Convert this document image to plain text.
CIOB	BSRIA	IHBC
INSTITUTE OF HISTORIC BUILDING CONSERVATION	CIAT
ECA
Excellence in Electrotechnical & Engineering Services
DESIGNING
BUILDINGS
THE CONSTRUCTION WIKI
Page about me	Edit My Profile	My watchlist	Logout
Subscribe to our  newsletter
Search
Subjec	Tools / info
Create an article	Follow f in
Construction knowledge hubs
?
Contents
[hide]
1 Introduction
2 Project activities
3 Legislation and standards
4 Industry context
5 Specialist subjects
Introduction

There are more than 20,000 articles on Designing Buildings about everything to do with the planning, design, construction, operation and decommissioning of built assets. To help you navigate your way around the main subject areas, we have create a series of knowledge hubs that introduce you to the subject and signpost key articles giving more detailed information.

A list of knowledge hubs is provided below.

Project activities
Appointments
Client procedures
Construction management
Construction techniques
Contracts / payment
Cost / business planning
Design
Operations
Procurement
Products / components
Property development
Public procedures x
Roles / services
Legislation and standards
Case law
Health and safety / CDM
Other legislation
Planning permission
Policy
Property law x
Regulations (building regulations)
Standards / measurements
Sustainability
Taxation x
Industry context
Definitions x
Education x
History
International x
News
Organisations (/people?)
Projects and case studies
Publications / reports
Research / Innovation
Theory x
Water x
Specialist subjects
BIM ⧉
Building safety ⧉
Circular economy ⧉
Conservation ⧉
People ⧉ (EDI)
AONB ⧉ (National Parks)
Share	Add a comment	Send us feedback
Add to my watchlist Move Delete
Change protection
═══
Task description
Find the lines that include the string "activities", then copy each of them.

Answer for this exercise
2 Project activities
Project activities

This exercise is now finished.